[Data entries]
______________________________

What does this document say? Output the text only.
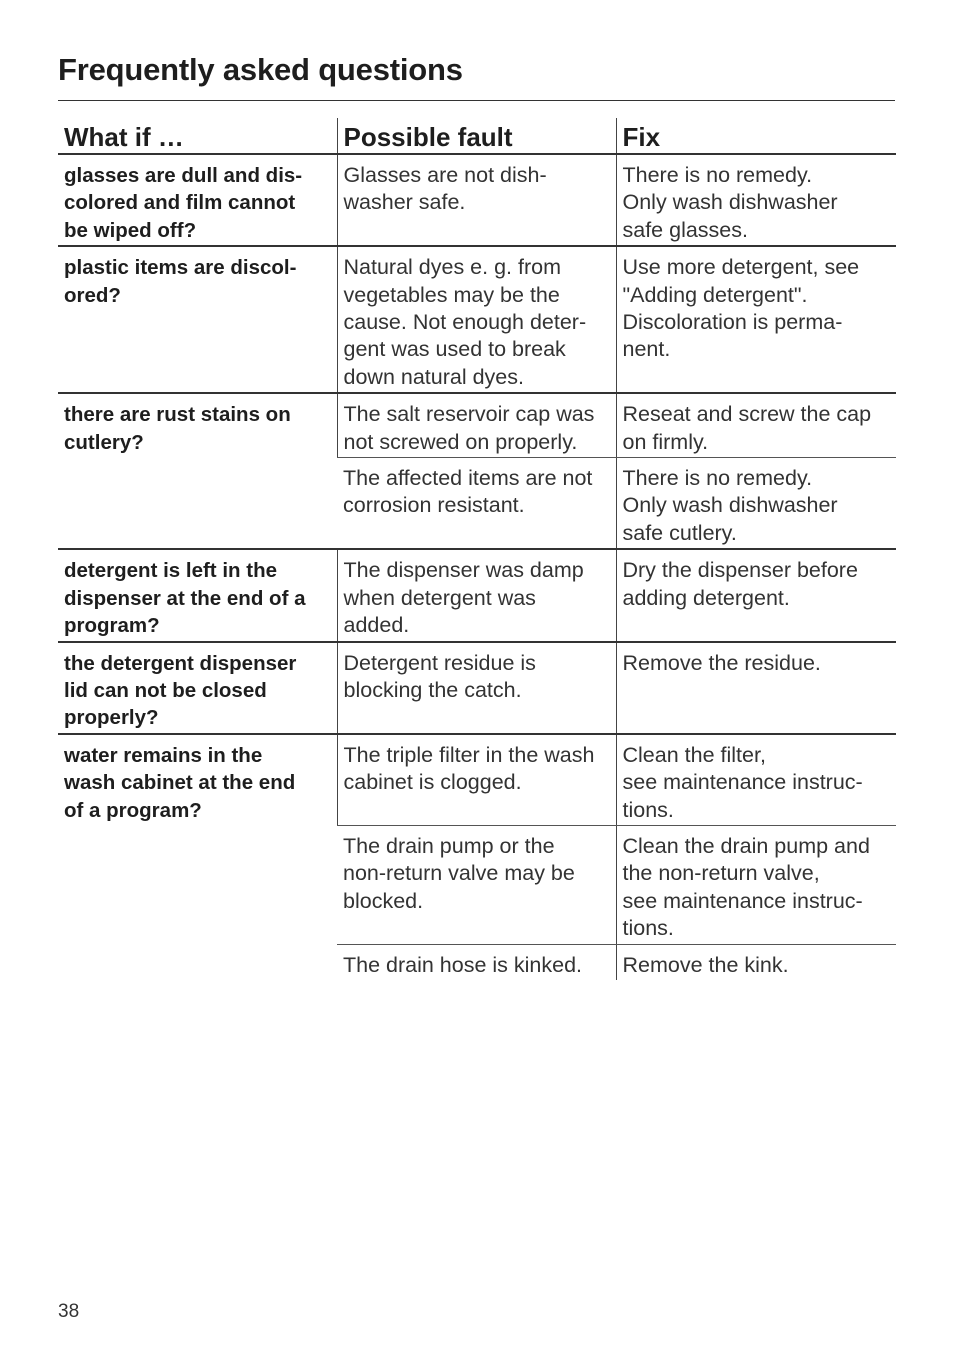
Frequently asked questions
What if …	Possible fault	Fix

glasses are dull and dis-
colored and film cannot
be wiped off?	Glasses are not dish-
washer safe.	There is no remedy.
Only wash dishwasher
safe glasses.

plastic items are discol-
ored?	Natural dyes e. g. from
vegetables may be the
cause. Not enough deter-
gent was used to break
down natural dyes.	Use more detergent, see
"Adding detergent".
Discoloration is perma-
nent.

there are rust stains on
cutlery?	The salt reservoir cap was
not screwed on properly.	Reseat and screw the cap
on firmly.

	The affected items are not
corrosion resistant.	There is no remedy.
Only wash dishwasher
safe cutlery.

detergent is left in the
dispenser at the end of a
program?	The dispenser was damp
when detergent was
added.	Dry the dispenser before
adding detergent.

the detergent dispenser
lid can not be closed
properly?	Detergent residue is
blocking the catch.	Remove the residue.

water remains in the
wash cabinet at the end
of a program?	The triple filter in the wash
cabinet is clogged.	Clean the filter,
see maintenance instruc-
tions.

	The drain pump or the
non-return valve may be
blocked.	Clean the drain pump and
the non-return valve,
see maintenance instruc-
tions.

	The drain hose is kinked.	Remove the kink.
38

______________________________

• **REQUIREMENT**
Show the lines where the word "properly" appears in the entries.

• **COMPLETED EXERCISE**
not screwed on properly.	Reseat and screw the cap
properly?	Detergent residue is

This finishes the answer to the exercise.